Every line that holds the string "document" is to be identified and copied.

+++

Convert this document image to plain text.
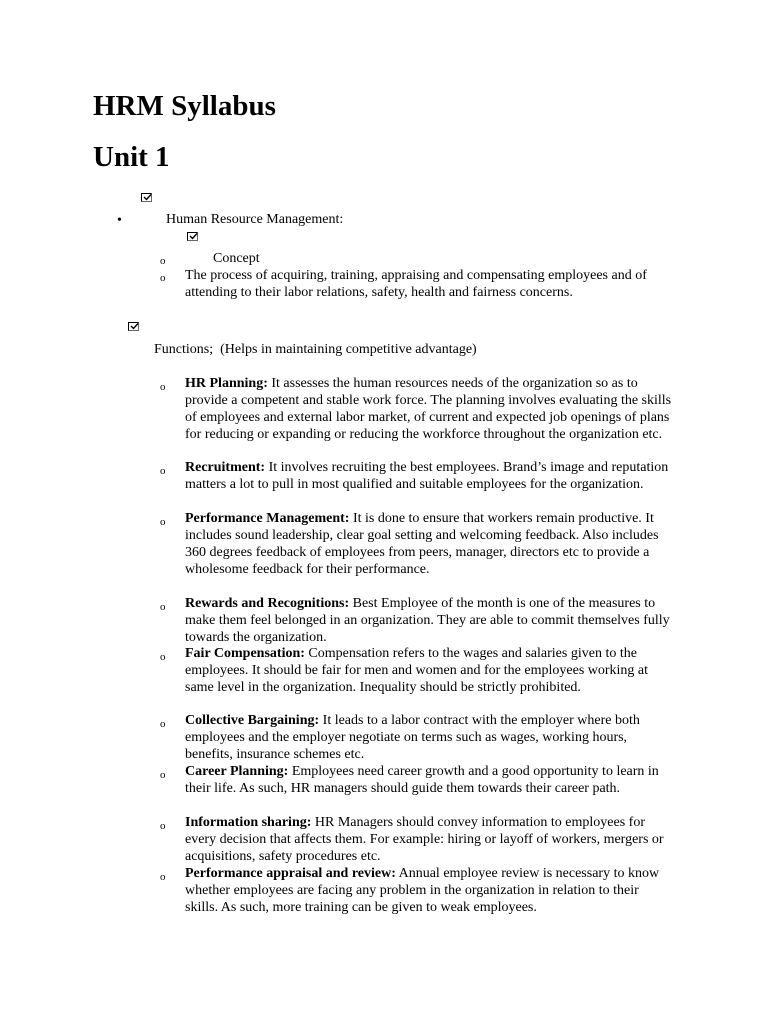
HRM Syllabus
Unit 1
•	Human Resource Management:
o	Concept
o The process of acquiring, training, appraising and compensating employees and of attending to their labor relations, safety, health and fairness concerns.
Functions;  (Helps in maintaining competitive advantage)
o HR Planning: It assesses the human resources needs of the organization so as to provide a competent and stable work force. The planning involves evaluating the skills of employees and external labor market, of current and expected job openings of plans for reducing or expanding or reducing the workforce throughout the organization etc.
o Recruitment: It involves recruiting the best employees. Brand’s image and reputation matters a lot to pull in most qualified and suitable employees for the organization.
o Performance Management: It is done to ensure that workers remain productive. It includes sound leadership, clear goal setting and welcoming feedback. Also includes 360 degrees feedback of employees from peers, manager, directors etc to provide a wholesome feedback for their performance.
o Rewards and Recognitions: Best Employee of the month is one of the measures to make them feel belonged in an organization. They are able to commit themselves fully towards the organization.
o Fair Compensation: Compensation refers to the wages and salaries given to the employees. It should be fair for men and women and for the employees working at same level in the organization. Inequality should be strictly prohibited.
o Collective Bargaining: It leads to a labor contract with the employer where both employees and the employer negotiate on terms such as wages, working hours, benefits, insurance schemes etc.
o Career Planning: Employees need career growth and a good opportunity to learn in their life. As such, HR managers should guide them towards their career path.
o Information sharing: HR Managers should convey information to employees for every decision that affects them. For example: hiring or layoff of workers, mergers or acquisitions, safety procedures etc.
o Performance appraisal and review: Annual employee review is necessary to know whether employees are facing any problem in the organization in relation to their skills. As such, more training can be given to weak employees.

+++

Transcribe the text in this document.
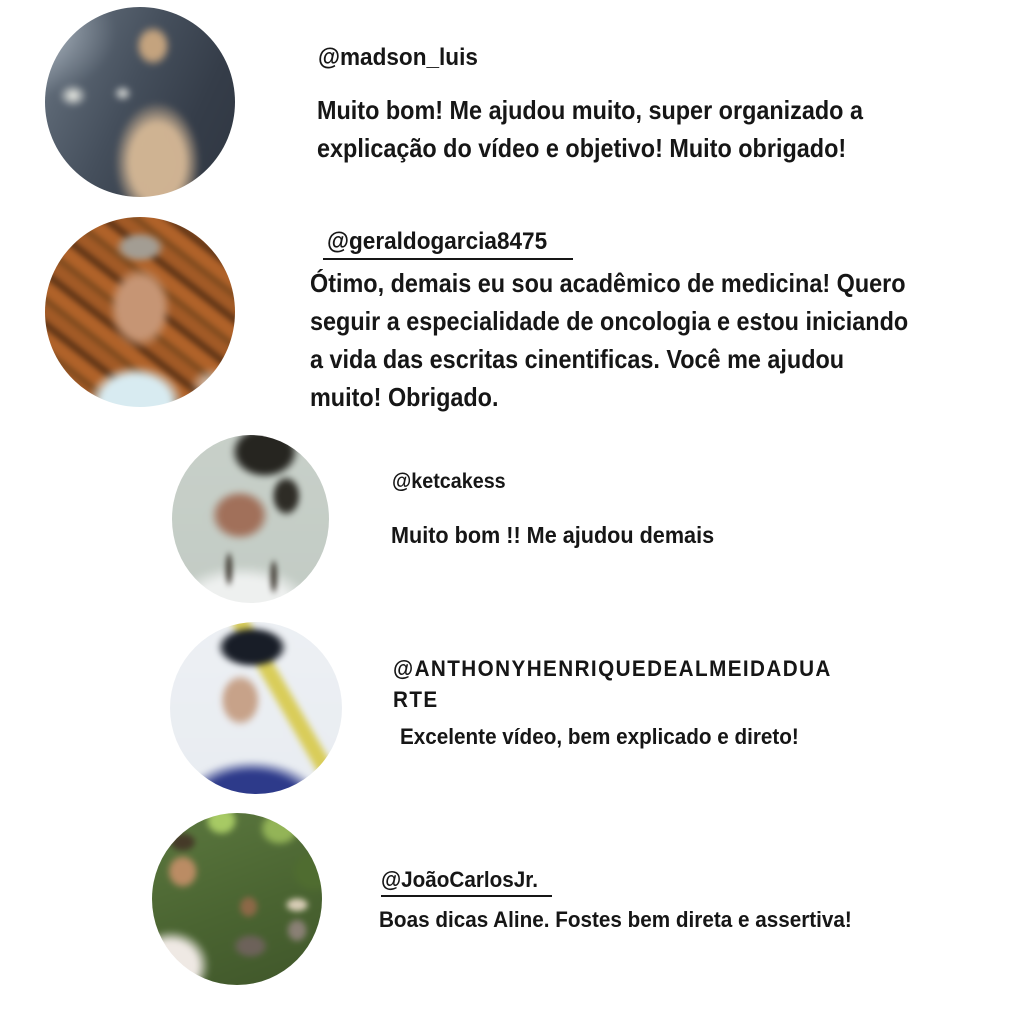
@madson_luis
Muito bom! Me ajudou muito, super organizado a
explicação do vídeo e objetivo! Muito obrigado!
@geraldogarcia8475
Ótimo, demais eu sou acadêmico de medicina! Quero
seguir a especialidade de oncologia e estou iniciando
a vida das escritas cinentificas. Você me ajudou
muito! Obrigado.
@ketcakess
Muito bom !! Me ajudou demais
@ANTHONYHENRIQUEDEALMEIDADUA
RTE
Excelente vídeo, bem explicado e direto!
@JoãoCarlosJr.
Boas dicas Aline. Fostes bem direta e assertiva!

+++

Answer:
Convert this document image to plain text.
Transcribe the text in this document.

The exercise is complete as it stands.